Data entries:
START

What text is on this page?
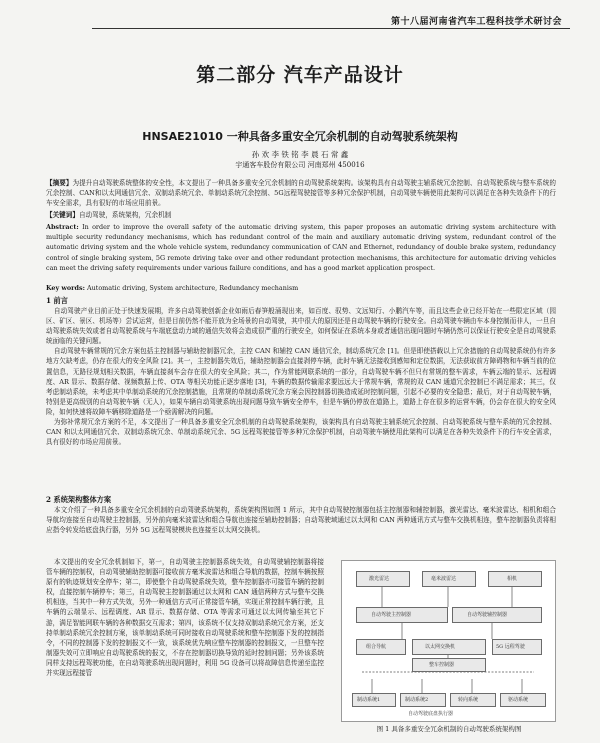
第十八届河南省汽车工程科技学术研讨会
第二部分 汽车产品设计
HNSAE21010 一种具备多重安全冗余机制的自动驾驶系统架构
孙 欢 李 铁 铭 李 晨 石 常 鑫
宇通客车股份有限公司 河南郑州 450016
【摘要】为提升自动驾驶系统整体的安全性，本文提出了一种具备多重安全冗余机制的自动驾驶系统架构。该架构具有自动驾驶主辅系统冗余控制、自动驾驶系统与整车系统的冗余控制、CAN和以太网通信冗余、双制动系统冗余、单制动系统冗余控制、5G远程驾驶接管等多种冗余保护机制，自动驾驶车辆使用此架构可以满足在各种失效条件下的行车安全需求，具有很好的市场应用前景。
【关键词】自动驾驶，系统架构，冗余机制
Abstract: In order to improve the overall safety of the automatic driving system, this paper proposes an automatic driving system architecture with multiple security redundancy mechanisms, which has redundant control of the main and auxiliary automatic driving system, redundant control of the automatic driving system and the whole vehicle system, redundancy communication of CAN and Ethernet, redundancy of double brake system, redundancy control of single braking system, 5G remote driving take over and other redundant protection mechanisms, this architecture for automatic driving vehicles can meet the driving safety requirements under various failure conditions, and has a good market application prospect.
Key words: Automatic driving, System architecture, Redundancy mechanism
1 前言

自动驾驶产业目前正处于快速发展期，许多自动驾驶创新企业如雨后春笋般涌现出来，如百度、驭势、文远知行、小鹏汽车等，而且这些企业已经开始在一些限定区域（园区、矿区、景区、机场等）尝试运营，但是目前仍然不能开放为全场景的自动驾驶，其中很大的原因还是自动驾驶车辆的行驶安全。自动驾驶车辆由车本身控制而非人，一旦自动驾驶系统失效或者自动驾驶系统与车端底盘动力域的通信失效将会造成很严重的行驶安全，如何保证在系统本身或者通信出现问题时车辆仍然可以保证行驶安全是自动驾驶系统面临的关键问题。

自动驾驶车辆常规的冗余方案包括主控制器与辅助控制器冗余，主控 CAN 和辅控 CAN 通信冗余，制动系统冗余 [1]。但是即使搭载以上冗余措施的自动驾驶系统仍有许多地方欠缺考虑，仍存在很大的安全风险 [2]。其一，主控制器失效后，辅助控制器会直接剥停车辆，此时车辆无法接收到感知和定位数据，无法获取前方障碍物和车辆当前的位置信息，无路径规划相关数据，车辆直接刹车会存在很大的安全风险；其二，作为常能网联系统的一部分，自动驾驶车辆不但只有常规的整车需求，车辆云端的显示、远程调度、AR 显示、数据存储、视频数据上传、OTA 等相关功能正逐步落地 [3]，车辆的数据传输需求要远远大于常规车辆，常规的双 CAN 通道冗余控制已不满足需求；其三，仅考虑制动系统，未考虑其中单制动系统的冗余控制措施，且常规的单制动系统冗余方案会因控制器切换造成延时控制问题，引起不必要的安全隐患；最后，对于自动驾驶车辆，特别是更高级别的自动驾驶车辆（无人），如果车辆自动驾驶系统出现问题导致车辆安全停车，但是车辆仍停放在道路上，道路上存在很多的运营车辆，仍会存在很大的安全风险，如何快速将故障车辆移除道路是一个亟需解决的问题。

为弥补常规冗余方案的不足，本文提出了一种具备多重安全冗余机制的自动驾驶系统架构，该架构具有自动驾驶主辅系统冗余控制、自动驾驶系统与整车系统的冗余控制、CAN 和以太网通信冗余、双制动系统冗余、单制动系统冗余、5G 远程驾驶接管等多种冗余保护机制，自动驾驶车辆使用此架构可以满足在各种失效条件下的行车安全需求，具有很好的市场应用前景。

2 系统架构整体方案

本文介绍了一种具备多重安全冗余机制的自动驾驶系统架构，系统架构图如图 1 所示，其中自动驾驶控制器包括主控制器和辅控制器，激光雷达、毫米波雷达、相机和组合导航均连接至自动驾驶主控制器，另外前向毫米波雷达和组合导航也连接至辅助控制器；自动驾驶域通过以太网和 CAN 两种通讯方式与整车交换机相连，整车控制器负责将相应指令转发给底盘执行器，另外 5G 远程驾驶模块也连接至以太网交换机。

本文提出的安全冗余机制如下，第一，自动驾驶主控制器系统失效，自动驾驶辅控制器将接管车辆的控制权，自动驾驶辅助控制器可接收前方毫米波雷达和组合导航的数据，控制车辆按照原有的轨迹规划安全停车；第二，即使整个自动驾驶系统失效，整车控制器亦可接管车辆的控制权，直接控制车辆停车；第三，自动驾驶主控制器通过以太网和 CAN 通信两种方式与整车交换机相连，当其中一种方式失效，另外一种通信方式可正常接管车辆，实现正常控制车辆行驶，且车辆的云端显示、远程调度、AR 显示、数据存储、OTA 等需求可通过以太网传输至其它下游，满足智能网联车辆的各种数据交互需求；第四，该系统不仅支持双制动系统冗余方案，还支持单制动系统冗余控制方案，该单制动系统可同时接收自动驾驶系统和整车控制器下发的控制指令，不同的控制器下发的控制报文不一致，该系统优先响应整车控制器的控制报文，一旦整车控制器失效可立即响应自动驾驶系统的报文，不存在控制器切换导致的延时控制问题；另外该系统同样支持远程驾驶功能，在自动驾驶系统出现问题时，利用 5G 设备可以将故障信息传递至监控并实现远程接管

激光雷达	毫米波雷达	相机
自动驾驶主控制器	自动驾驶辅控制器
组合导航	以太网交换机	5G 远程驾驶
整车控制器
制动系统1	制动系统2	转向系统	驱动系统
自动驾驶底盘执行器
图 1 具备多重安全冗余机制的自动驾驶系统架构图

END

- [Problem] Print the complete listing exactly as it stands, without its pictures.

- [Reply]
What text is on this page?
第十八届河南省汽车工程科技学术研讨会
第二部分 汽车产品设计
HNSAE21010 一种具备多重安全冗余机制的自动驾驶系统架构
孙 欢 李 铁 铭 李 晨 石 常 鑫
宇通客车股份有限公司 河南郑州 450016
【摘要】为提升自动驾驶系统整体的安全性，本文提出了一种具备多重安全冗余机制的自动驾驶系统架构。该架构具有自动驾驶主辅系统冗余控制、自动驾驶系统与整车系统的冗余控制、CAN和以太网通信冗余、双制动系统冗余、单制动系统冗余控制、5G远程驾驶接管等多种冗余保护机制，自动驾驶车辆使用此架构可以满足在各种失效条件下的行车安全需求，具有很好的市场应用前景。
【关键词】自动驾驶，系统架构，冗余机制
Abstract: In order to improve the overall safety of the automatic driving system, this paper proposes an automatic driving system architecture with multiple security redundancy mechanisms, which has redundant control of the main and auxiliary automatic driving system, redundant control of the automatic driving system and the whole vehicle system, redundancy communication of CAN and Ethernet, redundancy of double brake system, redundancy control of single braking system, 5G remote driving take over and other redundant protection mechanisms, this architecture for automatic driving vehicles can meet the driving safety requirements under various failure conditions, and has a good market application prospect.
Key words: Automatic driving, System architecture, Redundancy mechanism
1 前言

自动驾驶产业目前正处于快速发展期，许多自动驾驶创新企业如雨后春笋般涌现出来，如百度、驭势、文远知行、小鹏汽车等，而且这些企业已经开始在一些限定区域（园区、矿区、景区、机场等）尝试运营，但是目前仍然不能开放为全场景的自动驾驶，其中很大的原因还是自动驾驶车辆的行驶安全。自动驾驶车辆由车本身控制而非人，一旦自动驾驶系统失效或者自动驾驶系统与车端底盘动力域的通信失效将会造成很严重的行驶安全，如何保证在系统本身或者通信出现问题时车辆仍然可以保证行驶安全是自动驾驶系统面临的关键问题。

自动驾驶车辆常规的冗余方案包括主控制器与辅助控制器冗余，主控 CAN 和辅控 CAN 通信冗余，制动系统冗余 [1]。但是即使搭载以上冗余措施的自动驾驶系统仍有许多地方欠缺考虑，仍存在很大的安全风险 [2]。其一，主控制器失效后，辅助控制器会直接剥停车辆，此时车辆无法接收到感知和定位数据，无法获取前方障碍物和车辆当前的位置信息，无路径规划相关数据，车辆直接刹车会存在很大的安全风险；其二，作为常能网联系统的一部分，自动驾驶车辆不但只有常规的整车需求，车辆云端的显示、远程调度、AR 显示、数据存储、视频数据上传、OTA 等相关功能正逐步落地 [3]，车辆的数据传输需求要远远大于常规车辆，常规的双 CAN 通道冗余控制已不满足需求；其三，仅考虑制动系统，未考虑其中单制动系统的冗余控制措施，且常规的单制动系统冗余方案会因控制器切换造成延时控制问题，引起不必要的安全隐患；最后，对于自动驾驶车辆，特别是更高级别的自动驾驶车辆（无人），如果车辆自动驾驶系统出现问题导致车辆安全停车，但是车辆仍停放在道路上，道路上存在很多的运营车辆，仍会存在很大的安全风险，如何快速将故障车辆移除道路是一个亟需解决的问题。

为弥补常规冗余方案的不足，本文提出了一种具备多重安全冗余机制的自动驾驶系统架构，该架构具有自动驾驶主辅系统冗余控制、自动驾驶系统与整车系统的冗余控制、CAN 和以太网通信冗余、双制动系统冗余、单制动系统冗余、5G 远程驾驶接管等多种冗余保护机制，自动驾驶车辆使用此架构可以满足在各种失效条件下的行车安全需求，具有很好的市场应用前景。

2 系统架构整体方案

本文介绍了一种具备多重安全冗余机制的自动驾驶系统架构，系统架构图如图 1 所示，其中自动驾驶控制器包括主控制器和辅控制器，激光雷达、毫米波雷达、相机和组合导航均连接至自动驾驶主控制器，另外前向毫米波雷达和组合导航也连接至辅助控制器；自动驾驶域通过以太网和 CAN 两种通讯方式与整车交换机相连，整车控制器负责将相应指令转发给底盘执行器，另外 5G 远程驾驶模块也连接至以太网交换机。

本文提出的安全冗余机制如下，第一，自动驾驶主控制器系统失效，自动驾驶辅控制器将接管车辆的控制权，自动驾驶辅助控制器可接收前方毫米波雷达和组合导航的数据，控制车辆按照原有的轨迹规划安全停车；第二，即使整个自动驾驶系统失效，整车控制器亦可接管车辆的控制权，直接控制车辆停车；第三，自动驾驶主控制器通过以太网和 CAN 通信两种方式与整车交换机相连，当其中一种方式失效，另外一种通信方式可正常接管车辆，实现正常控制车辆行驶，且车辆的云端显示、远程调度、AR 显示、数据存储、OTA 等需求可通过以太网传输至其它下游，满足智能网联车辆的各种数据交互需求；第四，该系统不仅支持双制动系统冗余方案，还支持单制动系统冗余控制方案，该单制动系统可同时接收自动驾驶系统和整车控制器下发的控制指令，不同的控制器下发的控制报文不一致，该系统优先响应整车控制器的控制报文，一旦整车控制器失效可立即响应自动驾驶系统的报文，不存在控制器切换导致的延时控制问题；另外该系统同样支持远程驾驶功能，在自动驾驶系统出现问题时，利用 5G 设备可以将故障信息传递至监控并实现远程接管

激光雷达	毫米波雷达	相机
自动驾驶主控制器	自动驾驶辅控制器
组合导航	以太网交换机	5G 远程驾驶
整车控制器
制动系统1	制动系统2	转向系统	驱动系统
自动驾驶底盘执行器
图 1 具备多重安全冗余机制的自动驾驶系统架构图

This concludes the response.